> Stated goal: Read the records and write them out again exactly.

> Data entries:
--- Begin ---

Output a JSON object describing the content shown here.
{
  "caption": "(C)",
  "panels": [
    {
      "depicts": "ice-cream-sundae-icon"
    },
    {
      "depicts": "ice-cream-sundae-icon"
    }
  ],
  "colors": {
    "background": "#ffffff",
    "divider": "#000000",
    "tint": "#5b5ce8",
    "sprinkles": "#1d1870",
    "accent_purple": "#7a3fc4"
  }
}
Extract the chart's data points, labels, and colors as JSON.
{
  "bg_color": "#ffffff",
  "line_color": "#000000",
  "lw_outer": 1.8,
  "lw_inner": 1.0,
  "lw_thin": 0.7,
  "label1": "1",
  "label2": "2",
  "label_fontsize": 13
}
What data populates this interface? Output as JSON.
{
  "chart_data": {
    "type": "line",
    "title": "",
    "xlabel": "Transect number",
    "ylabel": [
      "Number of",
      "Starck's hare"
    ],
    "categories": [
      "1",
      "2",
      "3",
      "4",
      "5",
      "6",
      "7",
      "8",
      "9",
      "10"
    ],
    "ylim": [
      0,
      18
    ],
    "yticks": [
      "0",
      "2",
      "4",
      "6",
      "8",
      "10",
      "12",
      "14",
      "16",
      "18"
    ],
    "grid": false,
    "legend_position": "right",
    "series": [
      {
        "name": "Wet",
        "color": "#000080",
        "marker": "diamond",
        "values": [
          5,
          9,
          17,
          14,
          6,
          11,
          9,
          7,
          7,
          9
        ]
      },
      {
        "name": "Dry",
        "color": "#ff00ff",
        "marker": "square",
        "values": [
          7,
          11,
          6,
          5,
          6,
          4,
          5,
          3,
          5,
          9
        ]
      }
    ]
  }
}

--- End ---

> Exercise output:
Output a JSON object describing the content shown here.
{
  "caption": "(C)",
  "panels": [
    {
      "depicts": "ice-cream-sundae-icon"
    },
    {
      "depicts": "ice-cream-sundae-icon"
    }
  ],
  "colors": {
    "background": "#ffffff",
    "divider": "#000000",
    "tint": "#5b5ce8",
    "sprinkles": "#1d1870",
    "accent_purple": "#7a3fc4"
  }
}
Extract the chart's data points, labels, and colors as JSON.
{
  "bg_color": "#ffffff",
  "line_color": "#000000",
  "lw_outer": 1.8,
  "lw_inner": 1.0,
  "lw_thin": 0.7,
  "label1": "1",
  "label2": "2",
  "label_fontsize": 13
}
What data populates this interface? Output as JSON.
{
  "chart_data": {
    "type": "line",
    "title": "",
    "xlabel": "Transect number",
    "ylabel": [
      "Number of",
      "Starck's hare"
    ],
    "categories": [
      "1",
      "2",
      "3",
      "4",
      "5",
      "6",
      "7",
      "8",
      "9",
      "10"
    ],
    "ylim": [
      0,
      18
    ],
    "yticks": [
      "0",
      "2",
      "4",
      "6",
      "8",
      "10",
      "12",
      "14",
      "16",
      "18"
    ],
    "grid": false,
    "legend_position": "right",
    "series": [
      {
        "name": "Wet",
        "color": "#000080",
        "marker": "diamond",
        "values": [
          5,
          9,
          17,
          14,
          6,
          11,
          9,
          7,
          7,
          9
        ]
      },
      {
        "name": "Dry",
        "color": "#ff00ff",
        "marker": "square",
        "values": [
          7,
          11,
          6,
          5,
          6,
          4,
          5,
          3,
          5,
          9
        ]
      }
    ]
  }
}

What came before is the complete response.